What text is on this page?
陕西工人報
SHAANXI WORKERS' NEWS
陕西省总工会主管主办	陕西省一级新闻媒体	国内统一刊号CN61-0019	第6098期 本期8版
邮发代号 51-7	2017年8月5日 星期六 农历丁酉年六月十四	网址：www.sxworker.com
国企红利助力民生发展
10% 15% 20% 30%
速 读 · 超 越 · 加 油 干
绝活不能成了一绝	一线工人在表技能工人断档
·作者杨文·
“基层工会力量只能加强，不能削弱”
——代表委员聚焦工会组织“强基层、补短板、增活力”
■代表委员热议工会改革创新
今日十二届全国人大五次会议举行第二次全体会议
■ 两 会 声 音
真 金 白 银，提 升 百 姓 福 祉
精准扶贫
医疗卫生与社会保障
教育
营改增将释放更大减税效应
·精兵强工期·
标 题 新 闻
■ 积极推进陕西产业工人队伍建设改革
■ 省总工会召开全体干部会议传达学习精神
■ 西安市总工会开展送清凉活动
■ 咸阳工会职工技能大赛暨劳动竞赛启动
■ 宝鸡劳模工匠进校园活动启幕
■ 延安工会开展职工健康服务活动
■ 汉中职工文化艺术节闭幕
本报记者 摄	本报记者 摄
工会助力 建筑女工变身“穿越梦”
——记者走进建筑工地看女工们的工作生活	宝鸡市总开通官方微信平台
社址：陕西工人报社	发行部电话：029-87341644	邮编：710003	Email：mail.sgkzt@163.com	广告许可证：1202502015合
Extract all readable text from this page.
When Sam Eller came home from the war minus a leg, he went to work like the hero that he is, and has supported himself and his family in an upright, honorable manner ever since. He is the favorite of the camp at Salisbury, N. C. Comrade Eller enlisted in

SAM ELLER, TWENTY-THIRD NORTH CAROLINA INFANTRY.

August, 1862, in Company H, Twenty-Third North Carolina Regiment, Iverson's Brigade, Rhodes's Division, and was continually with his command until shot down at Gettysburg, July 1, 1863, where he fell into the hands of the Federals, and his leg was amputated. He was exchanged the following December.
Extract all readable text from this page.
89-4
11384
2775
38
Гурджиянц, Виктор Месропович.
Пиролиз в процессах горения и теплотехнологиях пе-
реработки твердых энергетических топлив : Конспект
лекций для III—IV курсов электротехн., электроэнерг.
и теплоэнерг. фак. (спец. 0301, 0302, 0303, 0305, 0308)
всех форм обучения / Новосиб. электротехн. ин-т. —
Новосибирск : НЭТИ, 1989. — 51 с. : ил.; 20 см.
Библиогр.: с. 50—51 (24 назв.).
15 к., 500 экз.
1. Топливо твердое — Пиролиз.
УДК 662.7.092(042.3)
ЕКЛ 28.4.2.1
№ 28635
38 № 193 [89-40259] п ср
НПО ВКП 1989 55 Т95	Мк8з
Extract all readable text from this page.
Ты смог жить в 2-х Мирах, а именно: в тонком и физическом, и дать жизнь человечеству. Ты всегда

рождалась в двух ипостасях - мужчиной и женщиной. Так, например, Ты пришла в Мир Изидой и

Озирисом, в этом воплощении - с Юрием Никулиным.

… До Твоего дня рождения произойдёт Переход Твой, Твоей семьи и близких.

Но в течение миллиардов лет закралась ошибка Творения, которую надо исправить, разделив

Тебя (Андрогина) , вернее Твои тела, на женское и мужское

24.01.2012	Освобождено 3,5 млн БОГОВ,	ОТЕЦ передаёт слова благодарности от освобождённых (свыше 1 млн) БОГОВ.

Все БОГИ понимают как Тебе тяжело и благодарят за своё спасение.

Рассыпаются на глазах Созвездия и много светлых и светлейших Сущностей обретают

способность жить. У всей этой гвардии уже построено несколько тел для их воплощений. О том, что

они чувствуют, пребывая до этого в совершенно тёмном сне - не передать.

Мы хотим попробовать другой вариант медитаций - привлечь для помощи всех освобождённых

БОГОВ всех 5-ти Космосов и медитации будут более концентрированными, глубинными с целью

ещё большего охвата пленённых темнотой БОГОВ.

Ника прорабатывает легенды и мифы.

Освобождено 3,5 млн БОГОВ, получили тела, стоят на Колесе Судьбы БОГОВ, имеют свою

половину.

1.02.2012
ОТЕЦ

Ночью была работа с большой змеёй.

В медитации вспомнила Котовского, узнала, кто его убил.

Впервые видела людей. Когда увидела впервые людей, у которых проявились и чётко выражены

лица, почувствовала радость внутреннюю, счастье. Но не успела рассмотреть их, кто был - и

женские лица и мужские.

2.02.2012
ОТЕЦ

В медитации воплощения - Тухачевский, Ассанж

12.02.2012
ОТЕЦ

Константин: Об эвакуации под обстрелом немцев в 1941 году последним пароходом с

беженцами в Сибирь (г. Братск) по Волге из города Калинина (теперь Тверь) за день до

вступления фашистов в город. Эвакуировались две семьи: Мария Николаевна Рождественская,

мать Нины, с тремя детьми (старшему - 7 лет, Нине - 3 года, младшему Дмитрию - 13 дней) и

Direction: Nothing may be left out: return each entry exactly as it reads.

Task solution:
What text is on this page?
陕西工人報
SHAANXI WORKERS' NEWS
陕西省总工会主管主办	陕西省一级新闻媒体	国内统一刊号CN61-0019	第6098期 本期8版
邮发代号 51-7	2017年8月5日 星期六 农历丁酉年六月十四	网址：www.sxworker.com
国企红利助力民生发展
10% 15% 20% 30%
速 读 · 超 越 · 加 油 干
绝活不能成了一绝	一线工人在表技能工人断档
·作者杨文·
“基层工会力量只能加强，不能削弱”
——代表委员聚焦工会组织“强基层、补短板、增活力”
■代表委员热议工会改革创新
今日十二届全国人大五次会议举行第二次全体会议
■ 两 会 声 音
真 金 白 银，提 升 百 姓 福 祉
精准扶贫
医疗卫生与社会保障
教育
营改增将释放更大减税效应
·精兵强工期·
标 题 新 闻
■ 积极推进陕西产业工人队伍建设改革
■ 省总工会召开全体干部会议传达学习精神
■ 西安市总工会开展送清凉活动
■ 咸阳工会职工技能大赛暨劳动竞赛启动
■ 宝鸡劳模工匠进校园活动启幕
■ 延安工会开展职工健康服务活动
■ 汉中职工文化艺术节闭幕
本报记者 摄	本报记者 摄
工会助力 建筑女工变身“穿越梦”
——记者走进建筑工地看女工们的工作生活	宝鸡市总开通官方微信平台
社址：陕西工人报社	发行部电话：029-87341644	邮编：710003	Email：mail.sgkzt@163.com	广告许可证：1202502015合
Extract all readable text from this page.
When Sam Eller came home from the war minus a leg, he went to work like the hero that he is, and has supported himself and his family in an upright, honorable manner ever since. He is the favorite of the camp at Salisbury, N. C. Comrade Eller enlisted in

SAM ELLER, TWENTY-THIRD NORTH CAROLINA INFANTRY.

August, 1862, in Company H, Twenty-Third North Carolina Regiment, Iverson's Brigade, Rhodes's Division, and was continually with his command until shot down at Gettysburg, July 1, 1863, where he fell into the hands of the Federals, and his leg was amputated. He was exchanged the following December.
Extract all readable text from this page.
89-4
11384
2775
38
Гурджиянц, Виктор Месропович.
Пиролиз в процессах горения и теплотехнологиях пе-
реработки твердых энергетических топлив : Конспект
лекций для III—IV курсов электротехн., электроэнерг.
и теплоэнерг. фак. (спец. 0301, 0302, 0303, 0305, 0308)
всех форм обучения / Новосиб. электротехн. ин-т. —
Новосибирск : НЭТИ, 1989. — 51 с. : ил.; 20 см.
Библиогр.: с. 50—51 (24 назв.).
15 к., 500 экз.
1. Топливо твердое — Пиролиз.
УДК 662.7.092(042.3)
ЕКЛ 28.4.2.1
№ 28635
38 № 193 [89-40259] п ср
НПО ВКП 1989 55 Т95	Мк8з
Extract all readable text from this page.
Ты смог жить в 2-х Мирах, а именно: в тонком и физическом, и дать жизнь человечеству. Ты всегда

рождалась в двух ипостасях - мужчиной и женщиной. Так, например, Ты пришла в Мир Изидой и

Озирисом, в этом воплощении - с Юрием Никулиным.

… До Твоего дня рождения произойдёт Переход Твой, Твоей семьи и близких.

Но в течение миллиардов лет закралась ошибка Творения, которую надо исправить, разделив

Тебя (Андрогина) , вернее Твои тела, на женское и мужское

24.01.2012	Освобождено 3,5 млн БОГОВ,	ОТЕЦ передаёт слова благодарности от освобождённых (свыше 1 млн) БОГОВ.

Все БОГИ понимают как Тебе тяжело и благодарят за своё спасение.

Рассыпаются на глазах Созвездия и много светлых и светлейших Сущностей обретают

способность жить. У всей этой гвардии уже построено несколько тел для их воплощений. О том, что

они чувствуют, пребывая до этого в совершенно тёмном сне - не передать.

Мы хотим попробовать другой вариант медитаций - привлечь для помощи всех освобождённых

БОГОВ всех 5-ти Космосов и медитации будут более концентрированными, глубинными с целью

ещё большего охвата пленённых темнотой БОГОВ.

Ника прорабатывает легенды и мифы.

Освобождено 3,5 млн БОГОВ, получили тела, стоят на Колесе Судьбы БОГОВ, имеют свою

половину.

1.02.2012
ОТЕЦ

Ночью была работа с большой змеёй.

В медитации вспомнила Котовского, узнала, кто его убил.

Впервые видела людей. Когда увидела впервые людей, у которых проявились и чётко выражены

лица, почувствовала радость внутреннюю, счастье. Но не успела рассмотреть их, кто был - и

женские лица и мужские.

2.02.2012
ОТЕЦ

В медитации воплощения - Тухачевский, Ассанж

12.02.2012
ОТЕЦ

Константин: Об эвакуации под обстрелом немцев в 1941 году последним пароходом с

беженцами в Сибирь (г. Братск) по Волге из города Калинина (теперь Тверь) за день до

вступления фашистов в город. Эвакуировались две семьи: Мария Николаевна Рождественская,

мать Нины, с тремя детьми (старшему - 7 лет, Нине - 3 года, младшему Дмитрию - 13 дней) и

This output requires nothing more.